The people we agree with, and the people we passionately disagree with. The
people who love and support us, and the people who hurt and hate us.
We know it is not easy for us to love our enemies.
But we also know that we have all been the enemies of God, and God loves us
anyway. And so, no matter what we have done, or what has been done to us, God’s
love is greater, and God’s love is faithful.
In this place, we proclaim that nothing can
separate us from the love of God in Jesus Christ. Not conservative or liberal
politics. Not logical reason or blind faith. Not homosexuality or homophobia.
Not self-righteousness or sin. Not elitism or simplicity. Not mental illness,
or trauma, or abuse. Not bigotry, or ignorance, or radicalization. Nothing, in
all of creation, is able to separate us, or anyone else, from the love of God
in Jesus Christ.
If that isn’t the most important thing our community
and our nation can hear right now, I don’t know what is.
And we are the ones who can share that message.
That is the radical hope that has been entrusted to us. That is what people
experience when they walk through those red doors.
That is the message that would be silenced if those
doors weren’t open every week.
When we give to the work of the church, of this church, we
may be giving to pay utility bills and ensure we’ve got a great staff to keep
things humming. But that’s not the reason most of us give. It’s certainly not
the reason my family gives to this church.
We give, all of us do, because we know that the
world must know the
depth and breadth of God’s love for all creation in Jesus Christ. Our gifts are
our love letters to God, our expression of gratitude and joy for that
inclusive, expansive, challenging and wondrous love.
That is the love that allowed Augustine to welcome
recanting Christians back into the church. That is the love that allowed the
Jewish and Gentile Christians in Rome to find unity and peace. That is the love
that gave John Calvin confidence that no adversity could endanger God’s love
for us. That is the love that allowed me to tell my roommate that God loved
her, just the way she was. That is the love that allowed Ellen DeGeneres to
befriend George W. Bush.

Data lines:

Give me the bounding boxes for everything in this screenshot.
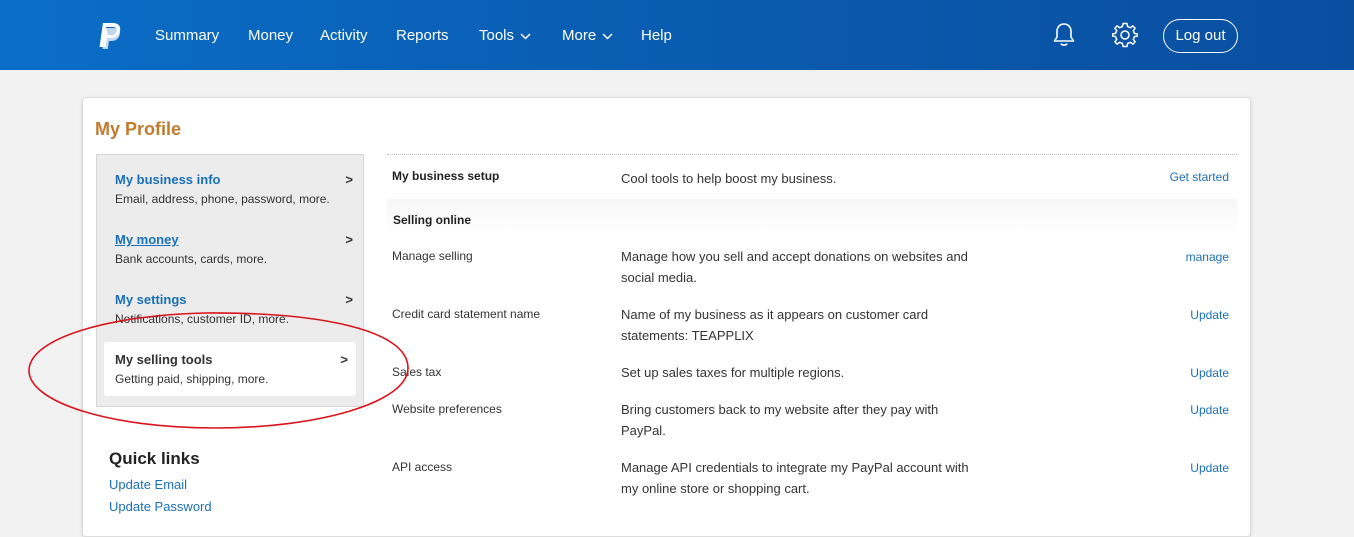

Requests:
**a)** From the passage on God's love, quote the portion starting at "That is the radical" and ending at "open every week.".
**b)** Extend the passage on God's love, picking up directly after its final sentence.

Expected outputs:
**a)**
That is the radical hope that has been entrusted to us. That is what people
experience when they walk through those red doors.
That is the message that would be silenced if those
doors weren’t open every week.

**b)**
And that is the love that opens up onto the streets
of Loveland from this place. A love that will let nothing stand in its way. A
love that never gives up. A love that is faithful forever.
If that’s a love you can believe in, I hope it is a
love you will give to and support in the coming year. With all our gifts, we
will continue sharing God’s boundless love with our neighbors in the homeless
community and our neighbors in the business community. We will share that love
with youth in our church family and with young people who have no family and no
community to support them. We will share that love with children in our church
and children whose parents can’t afford diapers and clothing. We will share
that love with everyone who comes here looking for it.
The pure church is not the one undefiled by
failure, or sin, or betrayal. The pure church is the one that relies solely on
the love of God in Jesus Christ and proclaims God’s boundless love and grace.
Let us continue to be that church, and to be those people, who make sure the
world hears that radical gospel of hope: nothing can separate us from the love
of God in Jesus Christ. Nothing.
To God be all glory forever and ever. Amen.